• _TASK PROMPT_: Copy out every record precisely.

## begin EXERCISE MATERIAL

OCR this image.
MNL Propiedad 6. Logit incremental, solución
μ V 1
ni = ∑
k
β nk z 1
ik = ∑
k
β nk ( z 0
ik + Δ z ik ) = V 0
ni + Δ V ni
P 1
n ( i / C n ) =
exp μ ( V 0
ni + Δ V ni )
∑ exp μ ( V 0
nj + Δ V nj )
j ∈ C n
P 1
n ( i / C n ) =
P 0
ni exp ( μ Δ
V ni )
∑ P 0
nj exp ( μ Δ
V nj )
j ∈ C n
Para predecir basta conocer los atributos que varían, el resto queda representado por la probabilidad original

## end EXERCISE MATERIAL

• _THE COMPLETED TASK_:
OCR this image.
MNL Propiedad 6. Logit incremental, solución
μ V 1
ni = ∑
k
β nk z 1
ik = ∑
k
β nk ( z 0
ik + Δ z ik ) = V 0
ni + Δ V ni
P 1
n ( i / C n ) =
exp μ ( V 0
ni + Δ V ni )
∑ exp μ ( V 0
nj + Δ V nj )
j ∈ C n
P 1
n ( i / C n ) =
P 0
ni exp ( μ Δ
V ni )
∑ P 0
nj exp ( μ Δ
V nj )
j ∈ C n
Para predecir basta conocer los atributos que varían, el resto queda representado por la probabilidad original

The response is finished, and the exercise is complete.